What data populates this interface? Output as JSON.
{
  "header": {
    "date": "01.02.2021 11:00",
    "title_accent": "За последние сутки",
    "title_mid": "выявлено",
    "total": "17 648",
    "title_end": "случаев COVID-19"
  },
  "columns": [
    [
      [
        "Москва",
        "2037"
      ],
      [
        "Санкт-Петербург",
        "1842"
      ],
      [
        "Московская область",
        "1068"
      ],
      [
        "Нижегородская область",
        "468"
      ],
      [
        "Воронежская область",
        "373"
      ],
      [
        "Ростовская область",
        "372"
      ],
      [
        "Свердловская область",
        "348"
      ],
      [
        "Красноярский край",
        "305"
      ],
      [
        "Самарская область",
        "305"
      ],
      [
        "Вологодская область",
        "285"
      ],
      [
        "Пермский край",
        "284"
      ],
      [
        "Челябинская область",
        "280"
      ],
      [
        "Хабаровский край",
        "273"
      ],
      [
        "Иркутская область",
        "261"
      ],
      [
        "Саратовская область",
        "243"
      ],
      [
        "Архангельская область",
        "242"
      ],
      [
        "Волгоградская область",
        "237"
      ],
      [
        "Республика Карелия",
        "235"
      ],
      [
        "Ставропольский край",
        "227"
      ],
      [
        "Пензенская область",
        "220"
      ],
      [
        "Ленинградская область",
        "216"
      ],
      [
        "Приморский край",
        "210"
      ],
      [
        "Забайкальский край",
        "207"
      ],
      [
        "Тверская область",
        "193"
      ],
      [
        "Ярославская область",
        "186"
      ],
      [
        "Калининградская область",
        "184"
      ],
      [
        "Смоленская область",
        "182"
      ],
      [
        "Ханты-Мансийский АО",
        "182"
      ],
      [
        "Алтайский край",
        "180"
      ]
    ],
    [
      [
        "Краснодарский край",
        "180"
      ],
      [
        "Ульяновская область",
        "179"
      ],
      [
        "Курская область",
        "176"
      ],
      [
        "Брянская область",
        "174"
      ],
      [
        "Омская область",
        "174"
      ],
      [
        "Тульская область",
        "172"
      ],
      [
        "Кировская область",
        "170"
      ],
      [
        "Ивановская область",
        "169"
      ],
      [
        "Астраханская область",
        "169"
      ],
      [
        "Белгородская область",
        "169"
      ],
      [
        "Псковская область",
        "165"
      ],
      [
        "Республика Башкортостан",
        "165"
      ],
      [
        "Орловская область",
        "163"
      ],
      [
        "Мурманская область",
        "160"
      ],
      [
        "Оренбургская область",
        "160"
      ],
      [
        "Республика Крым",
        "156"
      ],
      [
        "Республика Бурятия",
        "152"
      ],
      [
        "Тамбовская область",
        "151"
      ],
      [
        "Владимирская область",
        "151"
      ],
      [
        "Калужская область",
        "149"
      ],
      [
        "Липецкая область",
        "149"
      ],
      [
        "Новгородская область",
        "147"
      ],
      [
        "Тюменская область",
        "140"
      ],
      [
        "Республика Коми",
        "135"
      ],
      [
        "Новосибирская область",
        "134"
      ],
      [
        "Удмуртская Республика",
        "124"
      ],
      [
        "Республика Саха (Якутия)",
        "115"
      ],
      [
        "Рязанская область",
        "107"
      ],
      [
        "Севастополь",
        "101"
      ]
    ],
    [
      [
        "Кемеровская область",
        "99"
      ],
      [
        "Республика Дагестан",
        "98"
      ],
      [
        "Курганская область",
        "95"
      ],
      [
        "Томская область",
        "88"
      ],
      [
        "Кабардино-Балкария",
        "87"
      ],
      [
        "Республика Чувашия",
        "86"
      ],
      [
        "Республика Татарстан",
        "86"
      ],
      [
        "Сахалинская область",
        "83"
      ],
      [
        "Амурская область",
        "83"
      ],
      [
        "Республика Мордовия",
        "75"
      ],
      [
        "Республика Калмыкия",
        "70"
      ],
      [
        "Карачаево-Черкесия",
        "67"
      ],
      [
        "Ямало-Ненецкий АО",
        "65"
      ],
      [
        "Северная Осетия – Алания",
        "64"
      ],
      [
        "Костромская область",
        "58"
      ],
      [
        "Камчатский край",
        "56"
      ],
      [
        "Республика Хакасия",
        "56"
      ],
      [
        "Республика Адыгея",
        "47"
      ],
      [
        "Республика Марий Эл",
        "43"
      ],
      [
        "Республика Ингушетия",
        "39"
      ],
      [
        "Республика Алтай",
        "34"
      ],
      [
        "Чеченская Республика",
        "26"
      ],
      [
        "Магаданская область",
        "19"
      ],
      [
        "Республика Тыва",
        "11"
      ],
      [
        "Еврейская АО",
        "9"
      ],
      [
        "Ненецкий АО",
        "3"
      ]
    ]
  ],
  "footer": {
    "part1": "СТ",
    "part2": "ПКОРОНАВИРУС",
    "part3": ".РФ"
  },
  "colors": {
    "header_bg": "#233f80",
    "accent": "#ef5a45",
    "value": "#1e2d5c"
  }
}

########

## [Request]
Write out the whole listing again. Match it word for word.

## [Final result]
What data populates this interface? Output as JSON.
{
  "header": {
    "date": "01.02.2021 11:00",
    "title_accent": "За последние сутки",
    "title_mid": "выявлено",
    "total": "17 648",
    "title_end": "случаев COVID-19"
  },
  "columns": [
    [
      [
        "Москва",
        "2037"
      ],
      [
        "Санкт-Петербург",
        "1842"
      ],
      [
        "Московская область",
        "1068"
      ],
      [
        "Нижегородская область",
        "468"
      ],
      [
        "Воронежская область",
        "373"
      ],
      [
        "Ростовская область",
        "372"
      ],
      [
        "Свердловская область",
        "348"
      ],
      [
        "Красноярский край",
        "305"
      ],
      [
        "Самарская область",
        "305"
      ],
      [
        "Вологодская область",
        "285"
      ],
      [
        "Пермский край",
        "284"
      ],
      [
        "Челябинская область",
        "280"
      ],
      [
        "Хабаровский край",
        "273"
      ],
      [
        "Иркутская область",
        "261"
      ],
      [
        "Саратовская область",
        "243"
      ],
      [
        "Архангельская область",
        "242"
      ],
      [
        "Волгоградская область",
        "237"
      ],
      [
        "Республика Карелия",
        "235"
      ],
      [
        "Ставропольский край",
        "227"
      ],
      [
        "Пензенская область",
        "220"
      ],
      [
        "Ленинградская область",
        "216"
      ],
      [
        "Приморский край",
        "210"
      ],
      [
        "Забайкальский край",
        "207"
      ],
      [
        "Тверская область",
        "193"
      ],
      [
        "Ярославская область",
        "186"
      ],
      [
        "Калининградская область",
        "184"
      ],
      [
        "Смоленская область",
        "182"
      ],
      [
        "Ханты-Мансийский АО",
        "182"
      ],
      [
        "Алтайский край",
        "180"
      ]
    ],
    [
      [
        "Краснодарский край",
        "180"
      ],
      [
        "Ульяновская область",
        "179"
      ],
      [
        "Курская область",
        "176"
      ],
      [
        "Брянская область",
        "174"
      ],
      [
        "Омская область",
        "174"
      ],
      [
        "Тульская область",
        "172"
      ],
      [
        "Кировская область",
        "170"
      ],
      [
        "Ивановская область",
        "169"
      ],
      [
        "Астраханская область",
        "169"
      ],
      [
        "Белгородская область",
        "169"
      ],
      [
        "Псковская область",
        "165"
      ],
      [
        "Республика Башкортостан",
        "165"
      ],
      [
        "Орловская область",
        "163"
      ],
      [
        "Мурманская область",
        "160"
      ],
      [
        "Оренбургская область",
        "160"
      ],
      [
        "Республика Крым",
        "156"
      ],
      [
        "Республика Бурятия",
        "152"
      ],
      [
        "Тамбовская область",
        "151"
      ],
      [
        "Владимирская область",
        "151"
      ],
      [
        "Калужская область",
        "149"
      ],
      [
        "Липецкая область",
        "149"
      ],
      [
        "Новгородская область",
        "147"
      ],
      [
        "Тюменская область",
        "140"
      ],
      [
        "Республика Коми",
        "135"
      ],
      [
        "Новосибирская область",
        "134"
      ],
      [
        "Удмуртская Республика",
        "124"
      ],
      [
        "Республика Саха (Якутия)",
        "115"
      ],
      [
        "Рязанская область",
        "107"
      ],
      [
        "Севастополь",
        "101"
      ]
    ],
    [
      [
        "Кемеровская область",
        "99"
      ],
      [
        "Республика Дагестан",
        "98"
      ],
      [
        "Курганская область",
        "95"
      ],
      [
        "Томская область",
        "88"
      ],
      [
        "Кабардино-Балкария",
        "87"
      ],
      [
        "Республика Чувашия",
        "86"
      ],
      [
        "Республика Татарстан",
        "86"
      ],
      [
        "Сахалинская область",
        "83"
      ],
      [
        "Амурская область",
        "83"
      ],
      [
        "Республика Мордовия",
        "75"
      ],
      [
        "Республика Калмыкия",
        "70"
      ],
      [
        "Карачаево-Черкесия",
        "67"
      ],
      [
        "Ямало-Ненецкий АО",
        "65"
      ],
      [
        "Северная Осетия – Алания",
        "64"
      ],
      [
        "Костромская область",
        "58"
      ],
      [
        "Камчатский край",
        "56"
      ],
      [
        "Республика Хакасия",
        "56"
      ],
      [
        "Республика Адыгея",
        "47"
      ],
      [
        "Республика Марий Эл",
        "43"
      ],
      [
        "Республика Ингушетия",
        "39"
      ],
      [
        "Республика Алтай",
        "34"
      ],
      [
        "Чеченская Республика",
        "26"
      ],
      [
        "Магаданская область",
        "19"
      ],
      [
        "Республика Тыва",
        "11"
      ],
      [
        "Еврейская АО",
        "9"
      ],
      [
        "Ненецкий АО",
        "3"
      ]
    ]
  ],
  "footer": {
    "part1": "СТ",
    "part2": "ПКОРОНАВИРУС",
    "part3": ".РФ"
  },
  "colors": {
    "header_bg": "#233f80",
    "accent": "#ef5a45",
    "value": "#1e2d5c"
  }
}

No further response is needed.